▶ **WHAT YOU HAVE TO DO**
Reproduce the material in full, unchanged.

▶ **DATA SHOWN**
○ ○ ○ ○ ○

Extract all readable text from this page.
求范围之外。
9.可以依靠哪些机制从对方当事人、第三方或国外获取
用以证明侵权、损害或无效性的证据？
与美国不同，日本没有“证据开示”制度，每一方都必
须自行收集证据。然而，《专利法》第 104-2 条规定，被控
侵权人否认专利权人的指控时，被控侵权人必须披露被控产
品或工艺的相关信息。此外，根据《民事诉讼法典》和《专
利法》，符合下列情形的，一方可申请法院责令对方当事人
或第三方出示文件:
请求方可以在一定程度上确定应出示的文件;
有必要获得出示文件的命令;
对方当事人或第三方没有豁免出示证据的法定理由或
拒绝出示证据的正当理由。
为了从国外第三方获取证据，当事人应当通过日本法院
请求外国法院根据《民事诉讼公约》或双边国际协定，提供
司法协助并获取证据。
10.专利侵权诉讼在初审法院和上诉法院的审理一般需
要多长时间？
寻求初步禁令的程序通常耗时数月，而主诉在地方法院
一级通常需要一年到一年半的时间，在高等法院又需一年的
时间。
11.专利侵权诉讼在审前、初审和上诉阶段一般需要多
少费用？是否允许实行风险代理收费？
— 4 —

○ ○ ○ ○ ○

▶ **RESULT**
Extract all readable text from this page.
求范围之外。
9.可以依靠哪些机制从对方当事人、第三方或国外获取
用以证明侵权、损害或无效性的证据？
与美国不同，日本没有“证据开示”制度，每一方都必
须自行收集证据。然而，《专利法》第 104-2 条规定，被控
侵权人否认专利权人的指控时，被控侵权人必须披露被控产
品或工艺的相关信息。此外，根据《民事诉讼法典》和《专
利法》，符合下列情形的，一方可申请法院责令对方当事人
或第三方出示文件:
请求方可以在一定程度上确定应出示的文件;
有必要获得出示文件的命令;
对方当事人或第三方没有豁免出示证据的法定理由或
拒绝出示证据的正当理由。
为了从国外第三方获取证据，当事人应当通过日本法院
请求外国法院根据《民事诉讼公约》或双边国际协定，提供
司法协助并获取证据。
10.专利侵权诉讼在初审法院和上诉法院的审理一般需
要多长时间？
寻求初步禁令的程序通常耗时数月，而主诉在地方法院
一级通常需要一年到一年半的时间，在高等法院又需一年的
时间。
11.专利侵权诉讼在审前、初审和上诉阶段一般需要多
少费用？是否允许实行风险代理收费？
— 4 —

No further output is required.